* _Task requirements_
Scan the records for the string "Exemption"; copy each line where it occurs.

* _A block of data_
=======
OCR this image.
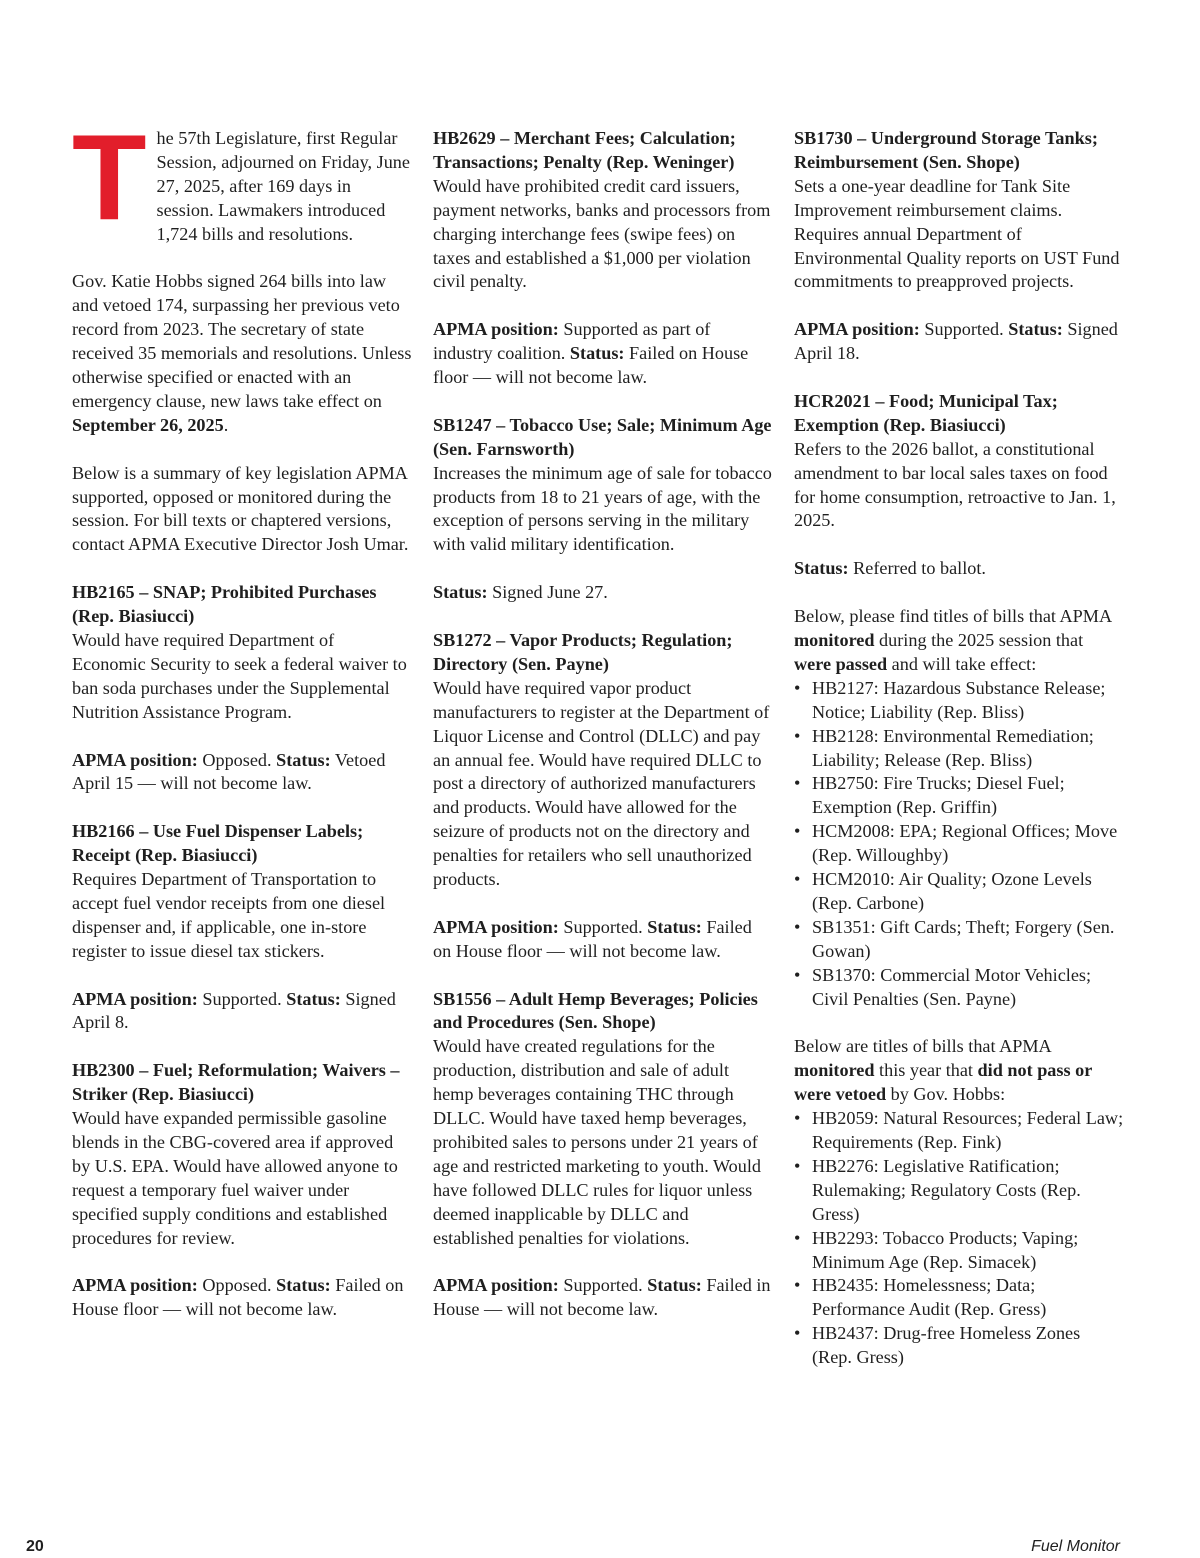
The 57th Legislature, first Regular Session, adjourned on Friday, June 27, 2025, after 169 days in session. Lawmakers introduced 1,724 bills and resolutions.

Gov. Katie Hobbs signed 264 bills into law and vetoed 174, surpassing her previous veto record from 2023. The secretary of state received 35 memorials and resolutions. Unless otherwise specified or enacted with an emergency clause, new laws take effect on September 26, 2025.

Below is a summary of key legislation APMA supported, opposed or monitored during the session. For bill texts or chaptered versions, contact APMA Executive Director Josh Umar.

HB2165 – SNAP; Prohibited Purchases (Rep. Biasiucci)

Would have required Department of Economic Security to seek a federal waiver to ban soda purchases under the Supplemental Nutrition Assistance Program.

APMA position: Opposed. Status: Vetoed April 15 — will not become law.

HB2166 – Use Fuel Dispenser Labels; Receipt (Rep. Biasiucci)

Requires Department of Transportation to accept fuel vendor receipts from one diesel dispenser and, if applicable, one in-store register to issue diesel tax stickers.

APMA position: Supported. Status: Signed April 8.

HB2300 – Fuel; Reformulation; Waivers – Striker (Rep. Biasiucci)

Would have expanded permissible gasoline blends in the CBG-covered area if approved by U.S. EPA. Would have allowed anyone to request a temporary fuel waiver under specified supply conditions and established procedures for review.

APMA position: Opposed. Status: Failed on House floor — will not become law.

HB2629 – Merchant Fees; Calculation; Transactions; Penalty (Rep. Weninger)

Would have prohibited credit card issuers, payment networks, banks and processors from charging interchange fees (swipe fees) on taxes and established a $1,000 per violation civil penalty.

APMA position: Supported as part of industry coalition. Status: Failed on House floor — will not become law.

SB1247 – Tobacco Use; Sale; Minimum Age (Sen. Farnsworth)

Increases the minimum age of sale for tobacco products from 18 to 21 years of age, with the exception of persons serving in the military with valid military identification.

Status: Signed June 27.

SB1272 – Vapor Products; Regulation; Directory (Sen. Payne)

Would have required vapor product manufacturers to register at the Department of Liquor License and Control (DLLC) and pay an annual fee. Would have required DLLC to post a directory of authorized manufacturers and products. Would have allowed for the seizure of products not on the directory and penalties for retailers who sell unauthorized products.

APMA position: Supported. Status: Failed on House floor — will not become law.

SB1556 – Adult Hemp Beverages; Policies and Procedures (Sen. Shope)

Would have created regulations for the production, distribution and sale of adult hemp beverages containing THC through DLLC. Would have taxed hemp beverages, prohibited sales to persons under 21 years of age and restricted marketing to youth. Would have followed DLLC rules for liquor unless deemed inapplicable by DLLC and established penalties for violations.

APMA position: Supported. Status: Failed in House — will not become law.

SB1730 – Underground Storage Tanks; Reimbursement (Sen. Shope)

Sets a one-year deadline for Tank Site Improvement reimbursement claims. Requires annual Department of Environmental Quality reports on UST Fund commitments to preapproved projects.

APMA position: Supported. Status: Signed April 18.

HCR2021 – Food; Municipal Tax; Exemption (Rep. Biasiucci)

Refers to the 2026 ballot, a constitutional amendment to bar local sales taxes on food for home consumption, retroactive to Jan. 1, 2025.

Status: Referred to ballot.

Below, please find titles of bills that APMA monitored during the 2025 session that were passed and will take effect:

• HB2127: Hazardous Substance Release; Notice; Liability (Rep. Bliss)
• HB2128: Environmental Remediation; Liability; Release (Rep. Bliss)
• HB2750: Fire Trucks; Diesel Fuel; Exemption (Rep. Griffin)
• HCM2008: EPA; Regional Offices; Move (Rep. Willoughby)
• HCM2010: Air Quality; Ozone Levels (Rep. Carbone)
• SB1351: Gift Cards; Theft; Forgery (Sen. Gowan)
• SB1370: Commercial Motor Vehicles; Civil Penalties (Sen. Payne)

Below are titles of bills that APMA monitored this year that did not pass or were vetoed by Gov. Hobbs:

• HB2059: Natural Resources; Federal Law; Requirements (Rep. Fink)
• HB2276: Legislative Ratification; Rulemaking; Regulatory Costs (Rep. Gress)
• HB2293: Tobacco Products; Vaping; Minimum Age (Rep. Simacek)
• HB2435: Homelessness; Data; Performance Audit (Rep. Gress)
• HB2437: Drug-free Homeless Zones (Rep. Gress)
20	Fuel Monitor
=======
* _Exercise solution_
HCR2021 – Food; Municipal Tax; Exemption (Rep. Biasiucci)
• HB2750: Fire Trucks; Diesel Fuel; Exemption (Rep. Griffin)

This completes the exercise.